DIRECTIVE
Write out each entry, exactly the way it appears.

(Figure collection entries)
-.-.-

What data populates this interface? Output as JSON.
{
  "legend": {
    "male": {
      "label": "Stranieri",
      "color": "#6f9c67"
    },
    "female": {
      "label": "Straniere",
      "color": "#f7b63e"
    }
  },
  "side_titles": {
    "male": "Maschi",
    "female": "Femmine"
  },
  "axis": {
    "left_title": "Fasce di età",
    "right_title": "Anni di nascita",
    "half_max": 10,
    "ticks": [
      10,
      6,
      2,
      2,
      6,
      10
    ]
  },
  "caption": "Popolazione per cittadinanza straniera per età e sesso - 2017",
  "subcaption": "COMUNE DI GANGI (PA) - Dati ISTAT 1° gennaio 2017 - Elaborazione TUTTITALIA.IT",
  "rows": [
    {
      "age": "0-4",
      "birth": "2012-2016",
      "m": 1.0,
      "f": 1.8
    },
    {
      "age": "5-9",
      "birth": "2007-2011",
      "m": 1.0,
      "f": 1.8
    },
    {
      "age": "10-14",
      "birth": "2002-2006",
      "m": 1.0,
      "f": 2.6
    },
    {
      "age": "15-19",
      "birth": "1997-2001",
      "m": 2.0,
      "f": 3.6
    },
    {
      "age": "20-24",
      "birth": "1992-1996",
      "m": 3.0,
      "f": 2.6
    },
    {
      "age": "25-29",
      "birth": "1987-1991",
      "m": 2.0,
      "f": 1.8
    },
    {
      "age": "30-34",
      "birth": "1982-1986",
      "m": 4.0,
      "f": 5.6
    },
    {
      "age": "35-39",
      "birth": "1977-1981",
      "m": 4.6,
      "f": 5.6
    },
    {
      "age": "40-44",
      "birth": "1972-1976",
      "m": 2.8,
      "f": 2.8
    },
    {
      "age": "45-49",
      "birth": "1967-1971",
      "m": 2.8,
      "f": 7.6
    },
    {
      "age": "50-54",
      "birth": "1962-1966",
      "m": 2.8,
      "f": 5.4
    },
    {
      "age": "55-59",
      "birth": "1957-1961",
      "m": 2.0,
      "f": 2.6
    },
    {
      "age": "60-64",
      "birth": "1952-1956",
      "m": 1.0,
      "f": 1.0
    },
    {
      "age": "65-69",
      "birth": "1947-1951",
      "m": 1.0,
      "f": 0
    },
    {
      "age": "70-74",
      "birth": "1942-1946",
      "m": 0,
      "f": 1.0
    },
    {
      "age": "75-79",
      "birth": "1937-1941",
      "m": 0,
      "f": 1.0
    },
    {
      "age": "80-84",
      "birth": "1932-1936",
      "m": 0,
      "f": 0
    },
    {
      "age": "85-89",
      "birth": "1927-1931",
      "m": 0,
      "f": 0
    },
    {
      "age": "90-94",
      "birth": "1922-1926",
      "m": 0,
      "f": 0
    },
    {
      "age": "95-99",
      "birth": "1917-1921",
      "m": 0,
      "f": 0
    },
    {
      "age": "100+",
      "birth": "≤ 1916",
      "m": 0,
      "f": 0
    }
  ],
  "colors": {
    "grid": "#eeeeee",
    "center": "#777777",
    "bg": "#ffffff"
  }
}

-.-.-

SOLUTION TO THE PROBLEM
What data populates this interface? Output as JSON.
{
  "legend": {
    "male": {
      "label": "Stranieri",
      "color": "#6f9c67"
    },
    "female": {
      "label": "Straniere",
      "color": "#f7b63e"
    }
  },
  "side_titles": {
    "male": "Maschi",
    "female": "Femmine"
  },
  "axis": {
    "left_title": "Fasce di età",
    "right_title": "Anni di nascita",
    "half_max": 10,
    "ticks": [
      10,
      6,
      2,
      2,
      6,
      10
    ]
  },
  "caption": "Popolazione per cittadinanza straniera per età e sesso - 2017",
  "subcaption": "COMUNE DI GANGI (PA) - Dati ISTAT 1° gennaio 2017 - Elaborazione TUTTITALIA.IT",
  "rows": [
    {
      "age": "0-4",
      "birth": "2012-2016",
      "m": 1.0,
      "f": 1.8
    },
    {
      "age": "5-9",
      "birth": "2007-2011",
      "m": 1.0,
      "f": 1.8
    },
    {
      "age": "10-14",
      "birth": "2002-2006",
      "m": 1.0,
      "f": 2.6
    },
    {
      "age": "15-19",
      "birth": "1997-2001",
      "m": 2.0,
      "f": 3.6
    },
    {
      "age": "20-24",
      "birth": "1992-1996",
      "m": 3.0,
      "f": 2.6
    },
    {
      "age": "25-29",
      "birth": "1987-1991",
      "m": 2.0,
      "f": 1.8
    },
    {
      "age": "30-34",
      "birth": "1982-1986",
      "m": 4.0,
      "f": 5.6
    },
    {
      "age": "35-39",
      "birth": "1977-1981",
      "m": 4.6,
      "f": 5.6
    },
    {
      "age": "40-44",
      "birth": "1972-1976",
      "m": 2.8,
      "f": 2.8
    },
    {
      "age": "45-49",
      "birth": "1967-1971",
      "m": 2.8,
      "f": 7.6
    },
    {
      "age": "50-54",
      "birth": "1962-1966",
      "m": 2.8,
      "f": 5.4
    },
    {
      "age": "55-59",
      "birth": "1957-1961",
      "m": 2.0,
      "f": 2.6
    },
    {
      "age": "60-64",
      "birth": "1952-1956",
      "m": 1.0,
      "f": 1.0
    },
    {
      "age": "65-69",
      "birth": "1947-1951",
      "m": 1.0,
      "f": 0
    },
    {
      "age": "70-74",
      "birth": "1942-1946",
      "m": 0,
      "f": 1.0
    },
    {
      "age": "75-79",
      "birth": "1937-1941",
      "m": 0,
      "f": 1.0
    },
    {
      "age": "80-84",
      "birth": "1932-1936",
      "m": 0,
      "f": 0
    },
    {
      "age": "85-89",
      "birth": "1927-1931",
      "m": 0,
      "f": 0
    },
    {
      "age": "90-94",
      "birth": "1922-1926",
      "m": 0,
      "f": 0
    },
    {
      "age": "95-99",
      "birth": "1917-1921",
      "m": 0,
      "f": 0
    },
    {
      "age": "100+",
      "birth": "≤ 1916",
      "m": 0,
      "f": 0
    }
  ],
  "colors": {
    "grid": "#eeeeee",
    "center": "#777777",
    "bg": "#ffffff"
  }
}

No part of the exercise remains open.